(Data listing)

# # # # # # #

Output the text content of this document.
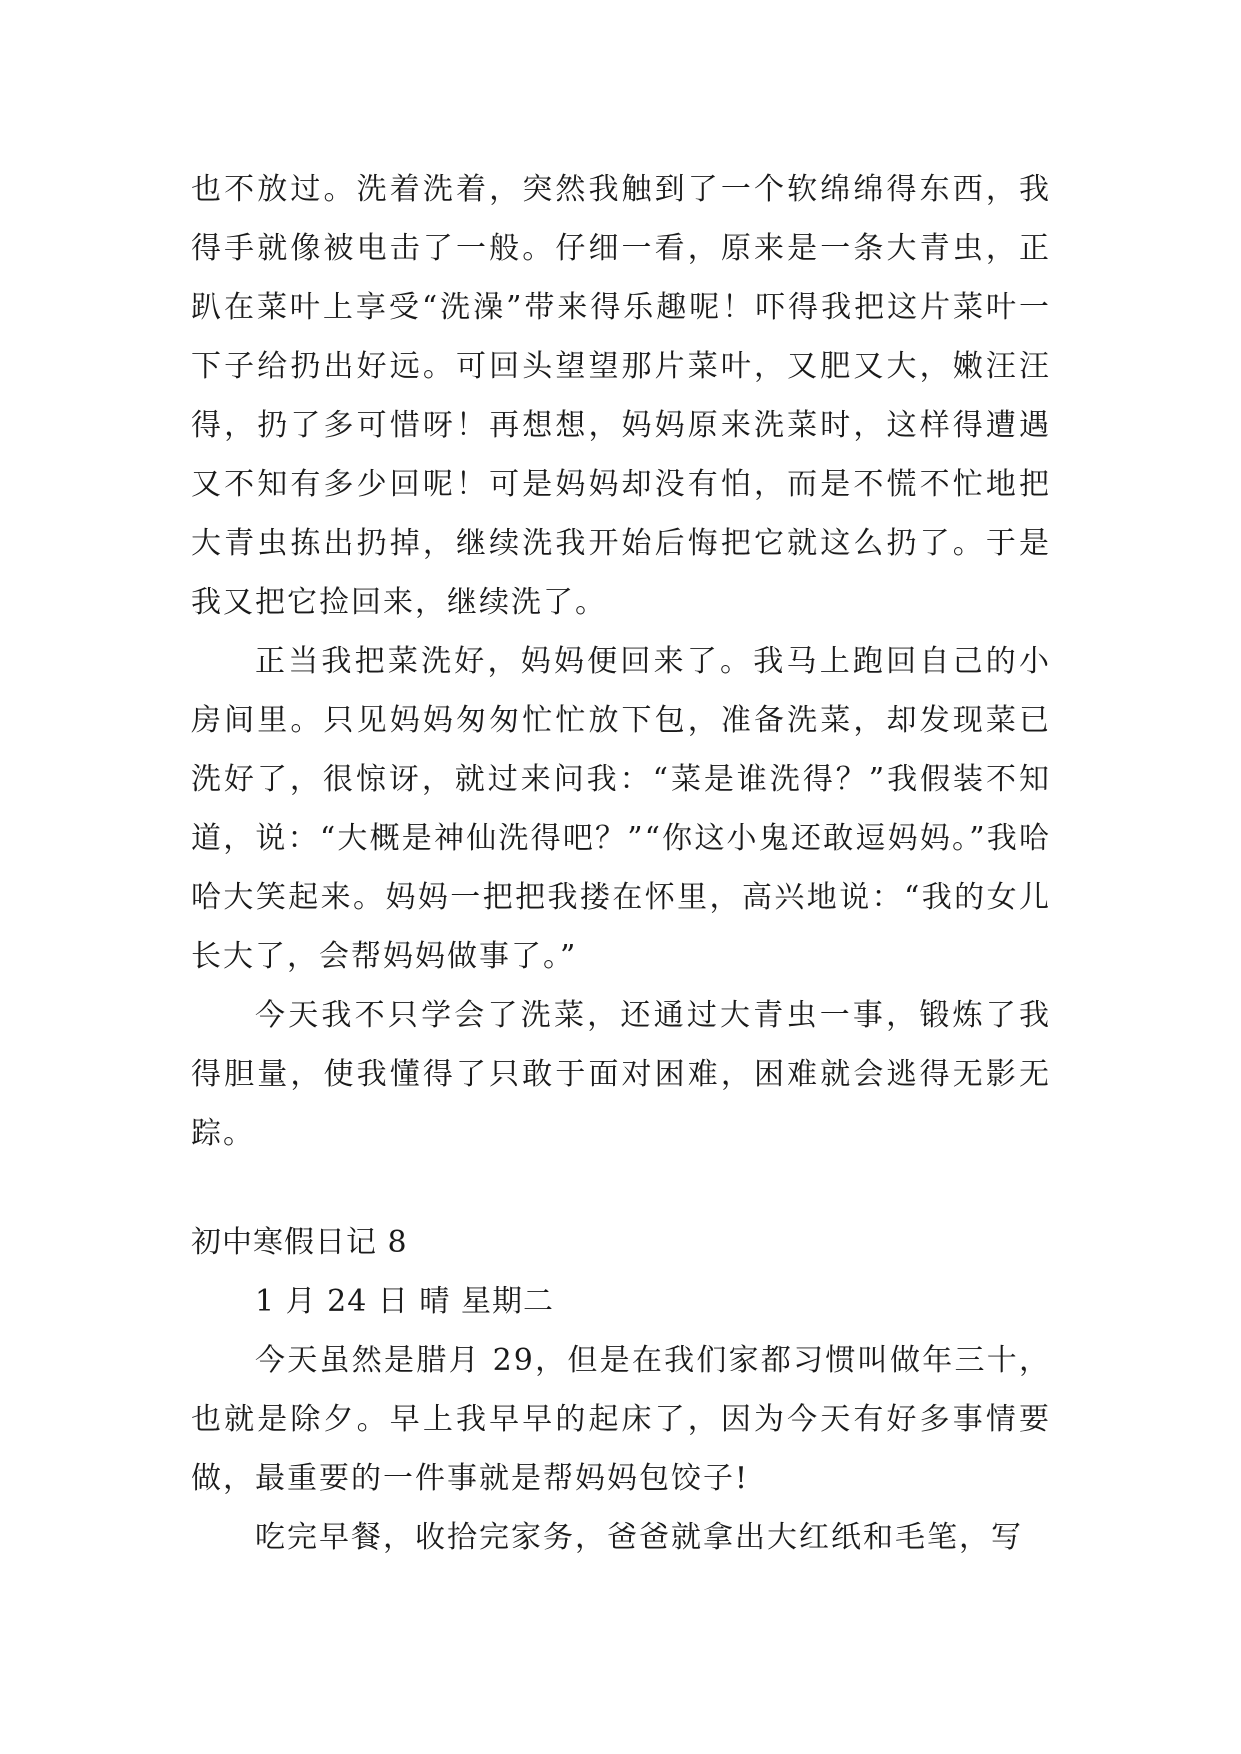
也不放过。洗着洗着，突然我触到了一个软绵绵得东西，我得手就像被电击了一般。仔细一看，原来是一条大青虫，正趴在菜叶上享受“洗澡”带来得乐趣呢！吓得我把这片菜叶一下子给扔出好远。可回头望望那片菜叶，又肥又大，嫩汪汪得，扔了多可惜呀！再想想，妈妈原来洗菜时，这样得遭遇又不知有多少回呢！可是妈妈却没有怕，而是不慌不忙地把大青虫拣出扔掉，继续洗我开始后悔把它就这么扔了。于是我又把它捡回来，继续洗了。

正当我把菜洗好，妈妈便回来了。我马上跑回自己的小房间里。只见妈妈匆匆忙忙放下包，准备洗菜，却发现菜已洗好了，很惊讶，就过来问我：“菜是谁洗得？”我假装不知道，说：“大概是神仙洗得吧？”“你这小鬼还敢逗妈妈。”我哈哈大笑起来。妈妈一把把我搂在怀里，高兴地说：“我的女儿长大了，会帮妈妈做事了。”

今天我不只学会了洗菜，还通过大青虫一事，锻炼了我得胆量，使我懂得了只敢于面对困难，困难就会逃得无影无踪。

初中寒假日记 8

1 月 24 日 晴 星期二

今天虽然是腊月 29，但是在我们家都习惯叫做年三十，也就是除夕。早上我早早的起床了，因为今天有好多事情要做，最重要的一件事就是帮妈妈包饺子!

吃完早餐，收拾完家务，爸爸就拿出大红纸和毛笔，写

# # # # # # #

Keep the pictures out of your copy, and repeat every entry above exactly.

__EXERCISE ANSWER__.
Output the text content of this document.
也不放过。洗着洗着，突然我触到了一个软绵绵得东西，我得手就像被电击了一般。仔细一看，原来是一条大青虫，正趴在菜叶上享受“洗澡”带来得乐趣呢！吓得我把这片菜叶一下子给扔出好远。可回头望望那片菜叶，又肥又大，嫩汪汪得，扔了多可惜呀！再想想，妈妈原来洗菜时，这样得遭遇又不知有多少回呢！可是妈妈却没有怕，而是不慌不忙地把大青虫拣出扔掉，继续洗我开始后悔把它就这么扔了。于是我又把它捡回来，继续洗了。

正当我把菜洗好，妈妈便回来了。我马上跑回自己的小房间里。只见妈妈匆匆忙忙放下包，准备洗菜，却发现菜已洗好了，很惊讶，就过来问我：“菜是谁洗得？”我假装不知道，说：“大概是神仙洗得吧？”“你这小鬼还敢逗妈妈。”我哈哈大笑起来。妈妈一把把我搂在怀里，高兴地说：“我的女儿长大了，会帮妈妈做事了。”

今天我不只学会了洗菜，还通过大青虫一事，锻炼了我得胆量，使我懂得了只敢于面对困难，困难就会逃得无影无踪。

初中寒假日记 8

1 月 24 日 晴 星期二

今天虽然是腊月 29，但是在我们家都习惯叫做年三十，也就是除夕。早上我早早的起床了，因为今天有好多事情要做，最重要的一件事就是帮妈妈包饺子!

吃完早餐，收拾完家务，爸爸就拿出大红纸和毛笔，写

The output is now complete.